◆ **Exercise objective**: Gather up every line that includes the string "Тағамның".

◆ **Saved entries**:
● ● ● ● ● ● ●

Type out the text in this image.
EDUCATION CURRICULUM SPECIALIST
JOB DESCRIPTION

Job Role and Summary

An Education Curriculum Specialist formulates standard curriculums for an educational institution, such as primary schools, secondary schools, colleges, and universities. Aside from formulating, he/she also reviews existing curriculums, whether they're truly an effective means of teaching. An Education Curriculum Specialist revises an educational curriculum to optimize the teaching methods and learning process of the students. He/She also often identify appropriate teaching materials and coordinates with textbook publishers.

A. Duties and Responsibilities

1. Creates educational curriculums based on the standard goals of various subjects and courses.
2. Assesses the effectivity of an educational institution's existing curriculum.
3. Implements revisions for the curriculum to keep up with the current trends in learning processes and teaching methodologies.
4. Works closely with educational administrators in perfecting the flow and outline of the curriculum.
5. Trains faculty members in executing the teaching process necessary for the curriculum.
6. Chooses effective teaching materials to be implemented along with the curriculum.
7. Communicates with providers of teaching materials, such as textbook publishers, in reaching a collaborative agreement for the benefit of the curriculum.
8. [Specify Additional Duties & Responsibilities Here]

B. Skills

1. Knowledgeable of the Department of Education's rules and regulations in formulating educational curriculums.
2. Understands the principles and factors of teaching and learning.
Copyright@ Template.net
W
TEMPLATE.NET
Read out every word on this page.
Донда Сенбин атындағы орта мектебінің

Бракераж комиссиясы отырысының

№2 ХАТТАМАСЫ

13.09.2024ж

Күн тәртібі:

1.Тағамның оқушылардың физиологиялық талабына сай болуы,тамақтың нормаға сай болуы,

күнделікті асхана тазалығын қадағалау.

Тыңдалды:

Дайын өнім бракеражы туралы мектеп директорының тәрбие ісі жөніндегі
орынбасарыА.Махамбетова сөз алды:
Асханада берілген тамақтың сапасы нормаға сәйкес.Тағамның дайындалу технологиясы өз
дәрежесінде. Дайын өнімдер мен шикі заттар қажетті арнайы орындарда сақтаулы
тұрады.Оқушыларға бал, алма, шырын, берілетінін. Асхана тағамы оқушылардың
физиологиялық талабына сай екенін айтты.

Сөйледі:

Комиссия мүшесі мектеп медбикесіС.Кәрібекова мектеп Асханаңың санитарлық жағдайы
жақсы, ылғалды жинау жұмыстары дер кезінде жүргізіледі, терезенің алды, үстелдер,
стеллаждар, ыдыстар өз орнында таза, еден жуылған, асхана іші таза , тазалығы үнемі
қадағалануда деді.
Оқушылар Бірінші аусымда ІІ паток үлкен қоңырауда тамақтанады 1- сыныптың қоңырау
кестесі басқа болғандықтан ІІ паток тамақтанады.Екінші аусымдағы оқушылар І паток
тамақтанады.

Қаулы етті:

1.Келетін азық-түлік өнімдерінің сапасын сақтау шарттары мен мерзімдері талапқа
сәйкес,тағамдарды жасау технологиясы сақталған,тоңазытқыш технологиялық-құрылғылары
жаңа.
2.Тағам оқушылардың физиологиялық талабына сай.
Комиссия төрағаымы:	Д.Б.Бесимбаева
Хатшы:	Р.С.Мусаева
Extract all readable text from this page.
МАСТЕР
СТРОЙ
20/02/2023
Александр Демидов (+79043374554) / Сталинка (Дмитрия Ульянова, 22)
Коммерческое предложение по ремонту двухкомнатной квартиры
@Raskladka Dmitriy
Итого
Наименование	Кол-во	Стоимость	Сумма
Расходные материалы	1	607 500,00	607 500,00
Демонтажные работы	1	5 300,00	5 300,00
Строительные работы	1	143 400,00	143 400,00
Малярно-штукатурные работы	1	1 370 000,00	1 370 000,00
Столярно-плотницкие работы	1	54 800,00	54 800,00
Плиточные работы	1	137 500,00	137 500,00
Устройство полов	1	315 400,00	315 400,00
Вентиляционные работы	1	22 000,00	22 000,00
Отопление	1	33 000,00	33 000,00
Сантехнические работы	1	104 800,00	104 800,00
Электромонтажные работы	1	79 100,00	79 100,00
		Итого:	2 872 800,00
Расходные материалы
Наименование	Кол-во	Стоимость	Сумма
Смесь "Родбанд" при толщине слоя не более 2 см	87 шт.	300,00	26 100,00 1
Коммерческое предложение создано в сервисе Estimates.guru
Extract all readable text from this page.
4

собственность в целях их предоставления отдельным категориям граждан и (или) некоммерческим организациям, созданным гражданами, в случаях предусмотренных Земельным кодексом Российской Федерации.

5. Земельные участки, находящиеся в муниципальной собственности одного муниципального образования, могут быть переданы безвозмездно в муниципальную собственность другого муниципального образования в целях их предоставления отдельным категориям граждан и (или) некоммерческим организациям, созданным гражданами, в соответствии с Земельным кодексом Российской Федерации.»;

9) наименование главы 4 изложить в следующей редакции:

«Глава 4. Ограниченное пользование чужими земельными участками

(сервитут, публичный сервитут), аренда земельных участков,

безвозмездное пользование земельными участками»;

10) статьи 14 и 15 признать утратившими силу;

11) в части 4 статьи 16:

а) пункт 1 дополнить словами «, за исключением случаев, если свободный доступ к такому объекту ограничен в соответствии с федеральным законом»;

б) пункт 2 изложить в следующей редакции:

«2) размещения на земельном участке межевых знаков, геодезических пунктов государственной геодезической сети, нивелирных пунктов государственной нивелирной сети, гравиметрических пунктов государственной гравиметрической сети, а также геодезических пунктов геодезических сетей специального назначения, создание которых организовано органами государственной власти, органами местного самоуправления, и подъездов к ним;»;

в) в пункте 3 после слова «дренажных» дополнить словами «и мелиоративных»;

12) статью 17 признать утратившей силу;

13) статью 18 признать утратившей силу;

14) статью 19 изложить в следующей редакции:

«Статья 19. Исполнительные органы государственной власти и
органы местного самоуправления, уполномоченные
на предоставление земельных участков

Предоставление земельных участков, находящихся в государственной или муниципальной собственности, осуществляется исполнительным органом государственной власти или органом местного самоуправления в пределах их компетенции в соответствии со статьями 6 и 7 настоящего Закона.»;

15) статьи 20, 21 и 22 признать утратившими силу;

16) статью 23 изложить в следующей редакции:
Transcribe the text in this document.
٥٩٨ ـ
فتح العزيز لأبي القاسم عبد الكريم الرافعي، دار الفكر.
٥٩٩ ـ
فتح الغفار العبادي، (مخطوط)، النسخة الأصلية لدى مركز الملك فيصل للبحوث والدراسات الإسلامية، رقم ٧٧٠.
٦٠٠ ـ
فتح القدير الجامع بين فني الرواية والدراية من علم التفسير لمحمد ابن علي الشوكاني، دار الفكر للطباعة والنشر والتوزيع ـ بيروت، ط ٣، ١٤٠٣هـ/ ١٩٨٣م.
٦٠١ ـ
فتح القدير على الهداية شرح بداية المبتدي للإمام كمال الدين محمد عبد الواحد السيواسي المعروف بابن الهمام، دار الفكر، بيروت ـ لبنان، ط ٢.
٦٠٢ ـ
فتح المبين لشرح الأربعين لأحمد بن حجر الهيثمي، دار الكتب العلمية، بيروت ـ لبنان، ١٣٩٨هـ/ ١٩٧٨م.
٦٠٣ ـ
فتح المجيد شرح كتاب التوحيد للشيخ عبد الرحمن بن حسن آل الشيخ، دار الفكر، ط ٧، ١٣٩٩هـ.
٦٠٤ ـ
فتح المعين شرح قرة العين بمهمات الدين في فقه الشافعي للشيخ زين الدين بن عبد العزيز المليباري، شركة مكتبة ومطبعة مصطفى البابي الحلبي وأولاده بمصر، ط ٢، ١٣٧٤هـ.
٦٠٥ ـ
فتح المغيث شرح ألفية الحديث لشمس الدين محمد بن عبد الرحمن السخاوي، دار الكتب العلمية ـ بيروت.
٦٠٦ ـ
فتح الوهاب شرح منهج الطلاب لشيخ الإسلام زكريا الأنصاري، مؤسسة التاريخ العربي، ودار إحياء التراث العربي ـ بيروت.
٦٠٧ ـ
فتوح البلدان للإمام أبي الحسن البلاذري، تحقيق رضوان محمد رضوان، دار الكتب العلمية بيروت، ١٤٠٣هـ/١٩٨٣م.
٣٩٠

● ● ● ● ● ● ●

◆ **Output of the task**:
1.Тағамның оқушылардың физиологиялық талабына сай болуы,тамақтың нормаға сай болуы,
Асханада берілген тамақтың сапасы нормаға сәйкес.Тағамның дайындалу технологиясы өз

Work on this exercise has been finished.